Given problem: Could you repeat the records below exactly, leaving out any pictures?

Dataset items
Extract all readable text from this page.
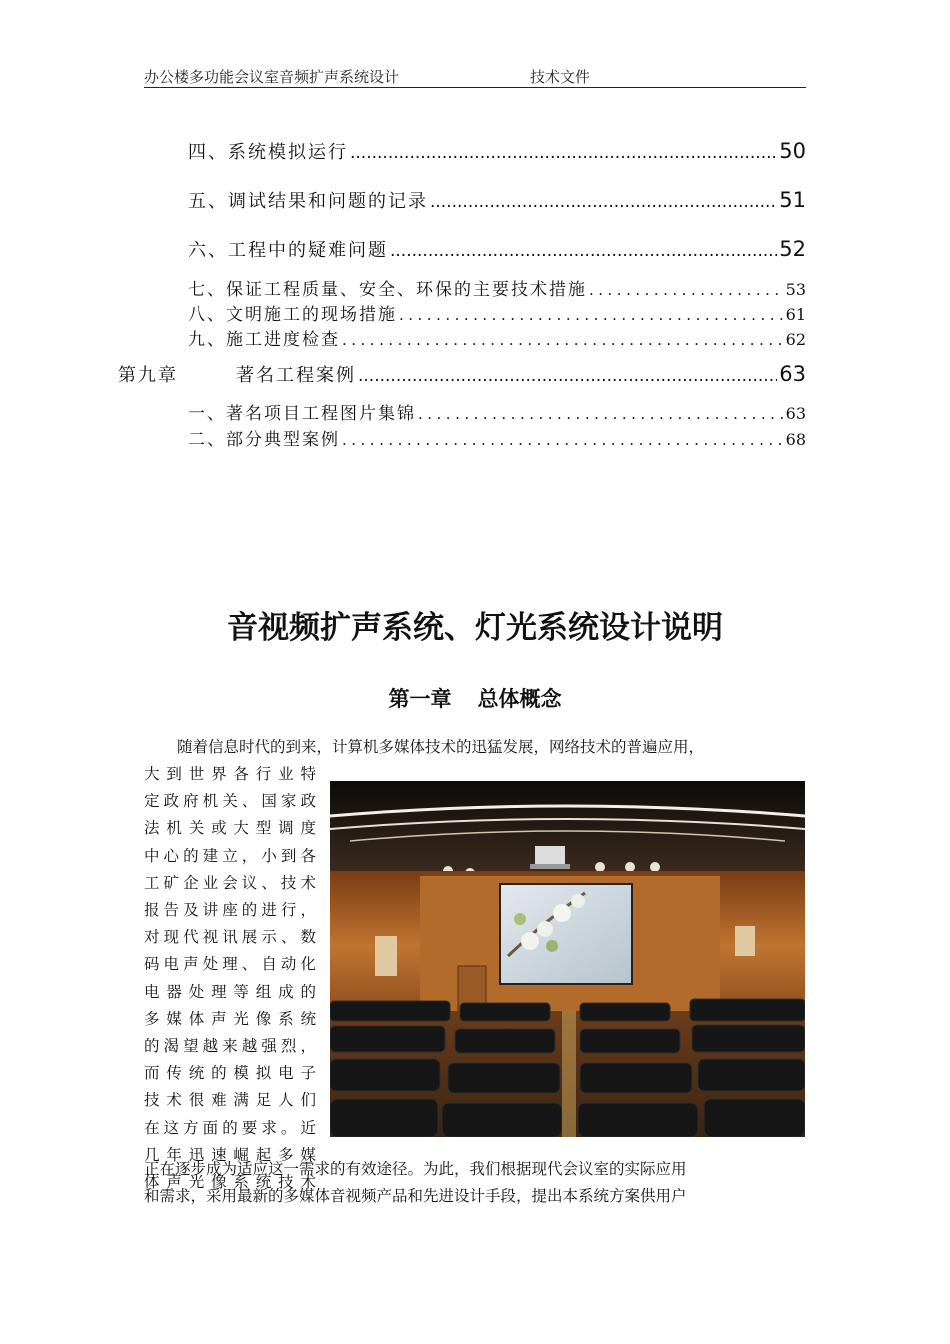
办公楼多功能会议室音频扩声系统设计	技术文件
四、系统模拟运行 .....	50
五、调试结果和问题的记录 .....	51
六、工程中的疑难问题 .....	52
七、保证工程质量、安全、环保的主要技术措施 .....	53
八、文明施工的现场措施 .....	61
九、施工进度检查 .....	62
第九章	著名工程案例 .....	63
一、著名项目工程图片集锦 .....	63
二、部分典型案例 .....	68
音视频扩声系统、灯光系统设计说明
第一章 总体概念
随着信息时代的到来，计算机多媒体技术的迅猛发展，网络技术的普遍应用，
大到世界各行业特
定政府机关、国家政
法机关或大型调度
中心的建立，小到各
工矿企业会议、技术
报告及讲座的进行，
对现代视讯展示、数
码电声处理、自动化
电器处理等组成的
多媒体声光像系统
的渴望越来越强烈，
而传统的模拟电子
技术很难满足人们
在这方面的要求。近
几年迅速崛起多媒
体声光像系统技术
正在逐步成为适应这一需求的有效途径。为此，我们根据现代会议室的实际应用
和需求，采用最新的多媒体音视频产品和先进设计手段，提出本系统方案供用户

Full answer:
Extract all readable text from this page.
办公楼多功能会议室音频扩声系统设计	技术文件
四、系统模拟运行 .....	50
五、调试结果和问题的记录 .....	51
六、工程中的疑难问题 .....	52
七、保证工程质量、安全、环保的主要技术措施 .....	53
八、文明施工的现场措施 .....	61
九、施工进度检查 .....	62
第九章	著名工程案例 .....	63
一、著名项目工程图片集锦 .....	63
二、部分典型案例 .....	68
音视频扩声系统、灯光系统设计说明
第一章 总体概念
随着信息时代的到来，计算机多媒体技术的迅猛发展，网络技术的普遍应用，
大到世界各行业特
定政府机关、国家政
法机关或大型调度
中心的建立，小到各
工矿企业会议、技术
报告及讲座的进行，
对现代视讯展示、数
码电声处理、自动化
电器处理等组成的
多媒体声光像系统
的渴望越来越强烈，
而传统的模拟电子
技术很难满足人们
在这方面的要求。近
几年迅速崛起多媒
体声光像系统技术
正在逐步成为适应这一需求的有效途径。为此，我们根据现代会议室的实际应用
和需求，采用最新的多媒体音视频产品和先进设计手段，提出本系统方案供用户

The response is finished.